WHAT YOU HAVE TO DO>
Answer these questions from the Standing Rock excerpt below:
1. What is the series called?
2. Who wrote "Everyone watch a different live feed"?
3. About how many water protectors had been injured by 4 a.m. on November 21?

Apparently Intercept's last report on TigerSwan/DAPL was the first part of a multiple series called TigerSwan's Tactics
Part 2: Standing Rock Documents Expose Inner Workings of "Surveillance-Industrial Complex"
First three paragraphs:
ON A FREEZING NIGHT in November, as police sprayed nonviolent Dakota Access Pipeline opponents with water hoses and rubber bullets, representatives of the FBI, the Bureau of Indian Affairs, North Dakota’s U.S. Attorney’s Office, and local law enforcement agencies frantically exchanged emails as they monitored the action in real time.
“Everyone watch a different live feed,” Bismarck police officer Lynn Wanner wrote less than 90 minutes after the protest began on the North Dakota Highway 1806 Backwater Bridge. By 4 a.m. on November 21, approximately 300 water protectors had been injured, some severely. Among them was 21-year-old Sophia Wilansky, who nearly lost her arm after being hit by what multiple sworn witnesses say was a police munition.
The emails exchanged that night highlight law enforcement efforts to control the narrative around the violent incident by spreading propaganda refuting Wilansky’s story, demonstrate the agencies’ heavy reliance on protesters’ social media feeds to monitor activities, and reveal for the first time the involvement of an FBI informant in defining the story police would promote.

PROVIDED RECORDS>
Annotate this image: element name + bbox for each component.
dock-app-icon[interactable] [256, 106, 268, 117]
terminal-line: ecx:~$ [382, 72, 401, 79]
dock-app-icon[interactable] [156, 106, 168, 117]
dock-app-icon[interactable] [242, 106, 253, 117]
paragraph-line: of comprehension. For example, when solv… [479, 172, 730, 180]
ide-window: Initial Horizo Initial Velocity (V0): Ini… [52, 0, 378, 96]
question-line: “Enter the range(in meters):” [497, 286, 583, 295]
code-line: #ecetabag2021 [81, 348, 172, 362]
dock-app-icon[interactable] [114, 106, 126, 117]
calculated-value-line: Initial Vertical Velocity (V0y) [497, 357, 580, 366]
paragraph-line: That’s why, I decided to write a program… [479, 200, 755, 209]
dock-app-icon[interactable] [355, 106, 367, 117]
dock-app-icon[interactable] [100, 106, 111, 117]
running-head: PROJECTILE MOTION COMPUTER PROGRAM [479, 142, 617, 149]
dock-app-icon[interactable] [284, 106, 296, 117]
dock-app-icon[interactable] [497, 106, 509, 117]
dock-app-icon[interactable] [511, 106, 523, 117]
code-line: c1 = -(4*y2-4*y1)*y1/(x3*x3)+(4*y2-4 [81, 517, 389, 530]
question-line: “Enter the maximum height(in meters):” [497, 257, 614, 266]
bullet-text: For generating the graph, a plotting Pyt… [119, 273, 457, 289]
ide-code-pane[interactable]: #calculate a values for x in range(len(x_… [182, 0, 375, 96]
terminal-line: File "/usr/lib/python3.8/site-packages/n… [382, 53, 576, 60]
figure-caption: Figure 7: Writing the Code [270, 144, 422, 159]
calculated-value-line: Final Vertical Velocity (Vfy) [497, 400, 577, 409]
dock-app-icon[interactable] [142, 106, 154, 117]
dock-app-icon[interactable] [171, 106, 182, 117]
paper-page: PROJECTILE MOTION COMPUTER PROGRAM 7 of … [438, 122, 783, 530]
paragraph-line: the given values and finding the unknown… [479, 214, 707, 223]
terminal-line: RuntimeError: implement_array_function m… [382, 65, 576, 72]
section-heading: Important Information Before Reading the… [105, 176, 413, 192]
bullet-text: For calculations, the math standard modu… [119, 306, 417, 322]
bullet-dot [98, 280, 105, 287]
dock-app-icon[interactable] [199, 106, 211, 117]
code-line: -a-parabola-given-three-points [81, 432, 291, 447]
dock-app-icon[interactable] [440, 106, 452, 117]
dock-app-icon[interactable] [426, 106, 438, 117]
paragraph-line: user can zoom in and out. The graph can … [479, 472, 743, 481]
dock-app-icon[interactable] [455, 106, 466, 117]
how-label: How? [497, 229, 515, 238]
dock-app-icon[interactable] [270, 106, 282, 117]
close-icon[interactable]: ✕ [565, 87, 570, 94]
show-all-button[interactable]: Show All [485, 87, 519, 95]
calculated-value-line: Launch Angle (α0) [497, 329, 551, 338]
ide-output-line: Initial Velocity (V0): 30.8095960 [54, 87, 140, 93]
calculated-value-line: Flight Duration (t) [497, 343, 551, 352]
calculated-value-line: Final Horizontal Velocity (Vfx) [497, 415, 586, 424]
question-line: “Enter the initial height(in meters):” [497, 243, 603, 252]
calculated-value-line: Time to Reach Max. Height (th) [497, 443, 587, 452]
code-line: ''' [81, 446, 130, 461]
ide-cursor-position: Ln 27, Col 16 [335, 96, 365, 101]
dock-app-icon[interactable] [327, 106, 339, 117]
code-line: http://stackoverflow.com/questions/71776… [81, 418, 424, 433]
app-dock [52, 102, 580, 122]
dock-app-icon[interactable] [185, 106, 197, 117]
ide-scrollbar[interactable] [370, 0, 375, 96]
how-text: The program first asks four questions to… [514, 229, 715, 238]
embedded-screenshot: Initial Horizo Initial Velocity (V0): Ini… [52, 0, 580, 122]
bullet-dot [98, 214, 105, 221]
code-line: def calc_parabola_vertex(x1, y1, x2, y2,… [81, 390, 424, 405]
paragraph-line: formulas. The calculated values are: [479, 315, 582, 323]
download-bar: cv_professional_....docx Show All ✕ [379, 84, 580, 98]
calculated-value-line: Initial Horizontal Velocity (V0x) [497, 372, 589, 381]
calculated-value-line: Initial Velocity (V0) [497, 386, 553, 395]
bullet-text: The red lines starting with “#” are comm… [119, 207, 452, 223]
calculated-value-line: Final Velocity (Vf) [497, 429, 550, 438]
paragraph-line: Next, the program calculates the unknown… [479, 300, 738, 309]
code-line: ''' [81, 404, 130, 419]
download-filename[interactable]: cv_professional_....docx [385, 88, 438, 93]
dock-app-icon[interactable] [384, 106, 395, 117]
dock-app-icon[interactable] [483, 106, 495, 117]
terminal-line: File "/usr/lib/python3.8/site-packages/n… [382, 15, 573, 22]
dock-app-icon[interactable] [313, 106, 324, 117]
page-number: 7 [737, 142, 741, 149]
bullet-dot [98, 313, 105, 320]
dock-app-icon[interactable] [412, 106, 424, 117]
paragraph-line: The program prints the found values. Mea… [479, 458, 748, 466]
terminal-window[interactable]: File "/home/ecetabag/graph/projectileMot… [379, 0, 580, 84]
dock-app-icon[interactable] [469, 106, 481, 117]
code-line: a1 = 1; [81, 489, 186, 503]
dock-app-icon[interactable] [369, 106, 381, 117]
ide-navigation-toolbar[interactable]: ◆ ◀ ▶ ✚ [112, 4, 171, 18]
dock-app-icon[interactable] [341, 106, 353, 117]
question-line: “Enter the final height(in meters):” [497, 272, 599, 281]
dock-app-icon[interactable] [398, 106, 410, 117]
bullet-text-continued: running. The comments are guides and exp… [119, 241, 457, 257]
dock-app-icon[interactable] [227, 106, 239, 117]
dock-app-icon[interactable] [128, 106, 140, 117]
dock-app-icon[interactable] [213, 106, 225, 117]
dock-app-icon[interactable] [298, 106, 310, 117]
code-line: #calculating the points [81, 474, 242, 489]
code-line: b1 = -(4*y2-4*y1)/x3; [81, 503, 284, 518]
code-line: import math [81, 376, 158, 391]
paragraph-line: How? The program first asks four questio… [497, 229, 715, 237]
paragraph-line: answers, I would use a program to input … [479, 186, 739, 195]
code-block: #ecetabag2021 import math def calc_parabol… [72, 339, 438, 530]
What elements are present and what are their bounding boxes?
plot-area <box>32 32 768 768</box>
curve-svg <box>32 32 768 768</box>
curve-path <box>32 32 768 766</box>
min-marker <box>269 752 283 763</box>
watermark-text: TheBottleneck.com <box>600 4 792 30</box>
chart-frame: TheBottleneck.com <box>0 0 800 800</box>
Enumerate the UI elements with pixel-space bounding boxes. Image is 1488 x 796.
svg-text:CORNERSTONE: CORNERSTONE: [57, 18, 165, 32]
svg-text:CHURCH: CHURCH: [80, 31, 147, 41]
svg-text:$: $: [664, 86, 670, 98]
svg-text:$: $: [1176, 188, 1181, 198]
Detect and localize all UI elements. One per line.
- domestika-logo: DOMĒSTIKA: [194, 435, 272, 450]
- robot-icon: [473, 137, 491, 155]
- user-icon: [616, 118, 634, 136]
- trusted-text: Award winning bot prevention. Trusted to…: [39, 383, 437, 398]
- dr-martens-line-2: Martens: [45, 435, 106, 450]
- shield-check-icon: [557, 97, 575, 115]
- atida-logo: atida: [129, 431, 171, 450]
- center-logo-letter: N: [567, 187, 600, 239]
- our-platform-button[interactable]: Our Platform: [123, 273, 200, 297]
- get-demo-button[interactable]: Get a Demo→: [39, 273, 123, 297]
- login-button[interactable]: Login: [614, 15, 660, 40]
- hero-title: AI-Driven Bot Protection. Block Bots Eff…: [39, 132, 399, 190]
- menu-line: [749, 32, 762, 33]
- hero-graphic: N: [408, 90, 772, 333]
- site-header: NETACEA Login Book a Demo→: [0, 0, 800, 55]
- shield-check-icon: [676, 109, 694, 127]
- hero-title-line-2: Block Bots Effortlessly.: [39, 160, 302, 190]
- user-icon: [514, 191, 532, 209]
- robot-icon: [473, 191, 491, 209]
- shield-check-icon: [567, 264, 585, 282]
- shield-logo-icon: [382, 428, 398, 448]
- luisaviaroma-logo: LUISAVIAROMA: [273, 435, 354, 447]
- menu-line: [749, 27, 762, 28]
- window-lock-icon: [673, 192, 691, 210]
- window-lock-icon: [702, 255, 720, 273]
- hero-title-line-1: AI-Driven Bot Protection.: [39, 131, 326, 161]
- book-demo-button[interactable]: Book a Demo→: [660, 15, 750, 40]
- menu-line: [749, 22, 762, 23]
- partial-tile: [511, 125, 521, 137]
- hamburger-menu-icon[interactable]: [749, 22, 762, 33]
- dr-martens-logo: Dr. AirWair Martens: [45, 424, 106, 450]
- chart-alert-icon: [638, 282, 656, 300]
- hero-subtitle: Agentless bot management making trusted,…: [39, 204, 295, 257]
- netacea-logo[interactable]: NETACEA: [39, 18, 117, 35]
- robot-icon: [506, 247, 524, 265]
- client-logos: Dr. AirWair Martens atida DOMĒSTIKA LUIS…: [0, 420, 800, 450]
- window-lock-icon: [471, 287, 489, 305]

REPLY>
1. TigerSwan's Tactics
2. Bismarck police officer Lynn Wanner
3. Approximately 300